(Data tied to figure images)
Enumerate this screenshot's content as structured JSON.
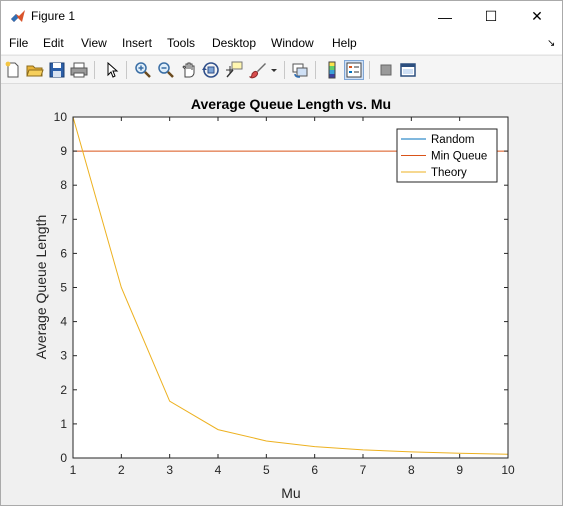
{
  "window": {
    "title": "Figure 1",
    "minimize_glyph": "—",
    "maximize_glyph": "☐",
    "close_glyph": "✕"
  },
  "menu": [
    "File",
    "Edit",
    "View",
    "Insert",
    "Tools",
    "Desktop",
    "Window",
    "Help"
  ],
  "toolbar": {
    "buttons": [
      "new-figure-icon",
      "open-file-icon",
      "save-icon",
      "print-icon",
      "edit-plot-icon",
      "zoom-in-icon",
      "zoom-out-icon",
      "pan-icon",
      "rotate-3d-icon",
      "data-cursor-icon",
      "brush-icon",
      "link-plot-icon",
      "colorbar-icon",
      "legend-icon",
      "hide-plot-tools-icon",
      "show-plot-tools-icon"
    ]
  },
  "chart_data": {
    "type": "line",
    "title": "Average Queue Length vs. Mu",
    "xlabel": "Mu",
    "ylabel": "Average Queue Length",
    "xlim": [
      1,
      10
    ],
    "ylim": [
      0,
      10
    ],
    "x_ticks": [
      1,
      2,
      3,
      4,
      5,
      6,
      7,
      8,
      9,
      10
    ],
    "y_ticks": [
      0,
      1,
      2,
      3,
      4,
      5,
      6,
      7,
      8,
      9,
      10
    ],
    "legend_position": "top-right",
    "grid": false,
    "series": [
      {
        "name": "Random",
        "color": "#0072bd",
        "x": [],
        "y": []
      },
      {
        "name": "Min Queue",
        "color": "#d95319",
        "x": [
          1,
          10
        ],
        "y": [
          9,
          9
        ]
      },
      {
        "name": "Theory",
        "color": "#edb120",
        "x": [
          1,
          2,
          3,
          4,
          5,
          6,
          7,
          8,
          9,
          10
        ],
        "y": [
          10,
          5,
          1.667,
          0.833,
          0.5,
          0.333,
          0.238,
          0.179,
          0.139,
          0.111
        ]
      }
    ]
  }
}
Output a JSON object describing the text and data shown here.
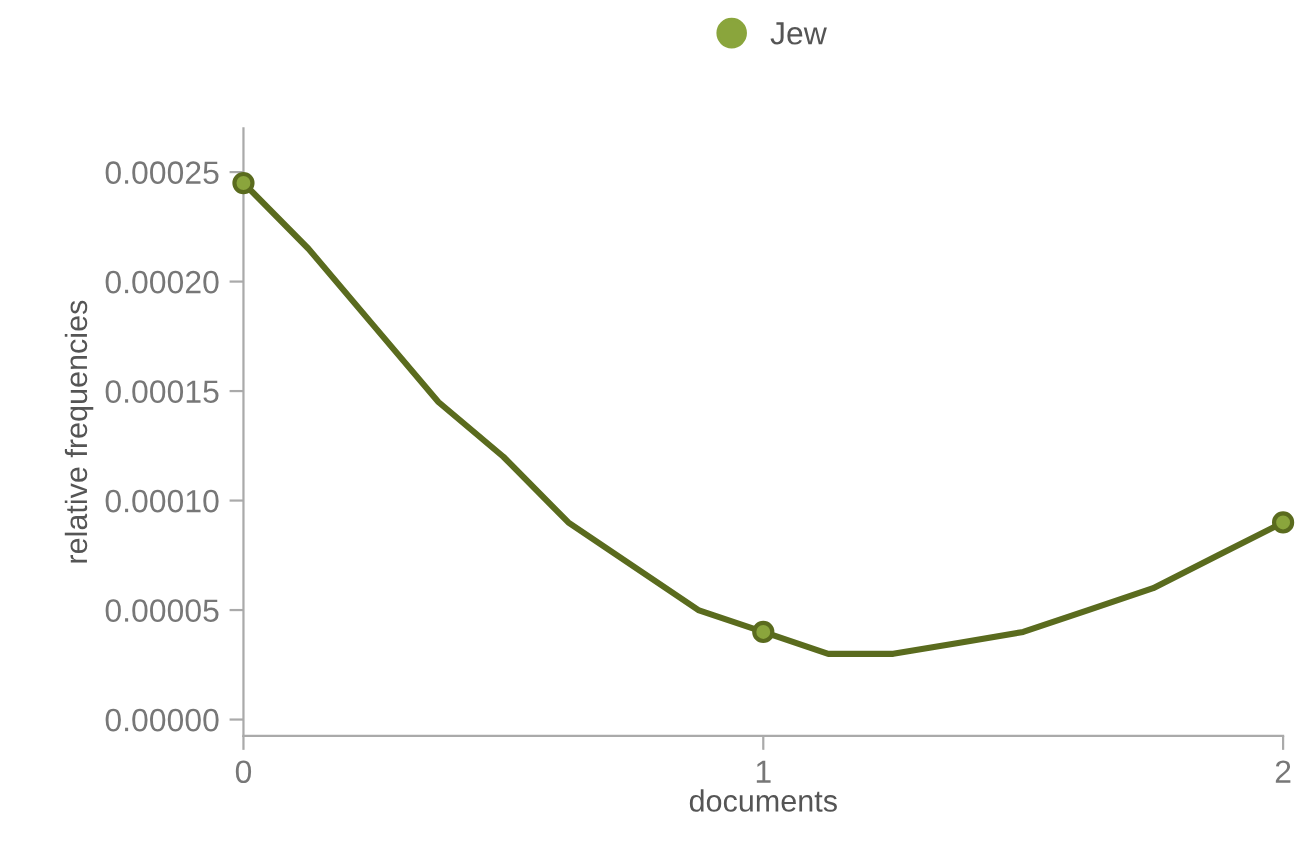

■ EXERCISE PROMPT
Quote all the records verbatim, dropping any pictures from your copy.

■ FINISHED ANSWER
Enumerate this screenshot's content as structured JSON.
{
  "window": {
    "title": "Figure 1",
    "minimize_glyph": "—",
    "maximize_glyph": "☐",
    "close_glyph": "✕"
  },
  "menu": [
    "File",
    "Edit",
    "View",
    "Insert",
    "Tools",
    "Desktop",
    "Window",
    "Help"
  ],
  "toolbar": {
    "buttons": [
      "new-figure-icon",
      "open-file-icon",
      "save-icon",
      "print-icon",
      "edit-plot-icon",
      "zoom-in-icon",
      "zoom-out-icon",
      "pan-icon",
      "rotate-3d-icon",
      "data-cursor-icon",
      "brush-icon",
      "link-plot-icon",
      "colorbar-icon",
      "legend-icon",
      "hide-plot-tools-icon",
      "show-plot-tools-icon"
    ]
  },
  "chart_data": {
    "type": "line",
    "title": "Average Queue Length vs. Mu",
    "xlabel": "Mu",
    "ylabel": "Average Queue Length",
    "xlim": [
      1,
      10
    ],
    "ylim": [
      0,
      10
    ],
    "x_ticks": [
      1,
      2,
      3,
      4,
      5,
      6,
      7,
      8,
      9,
      10
    ],
    "y_ticks": [
      0,
      1,
      2,
      3,
      4,
      5,
      6,
      7,
      8,
      9,
      10
    ],
    "legend_position": "top-right",
    "grid": false,
    "series": [
      {
        "name": "Random",
        "color": "#0072bd",
        "x": [],
        "y": []
      },
      {
        "name": "Min Queue",
        "color": "#d95319",
        "x": [
          1,
          10
        ],
        "y": [
          9,
          9
        ]
      },
      {
        "name": "Theory",
        "color": "#edb120",
        "x": [
          1,
          2,
          3,
          4,
          5,
          6,
          7,
          8,
          9,
          10
        ],
        "y": [
          10,
          5,
          1.667,
          0.833,
          0.5,
          0.333,
          0.238,
          0.179,
          0.139,
          0.111
        ]
      }
    ]
  }
}
Output a JSON object describing the text and data shown here.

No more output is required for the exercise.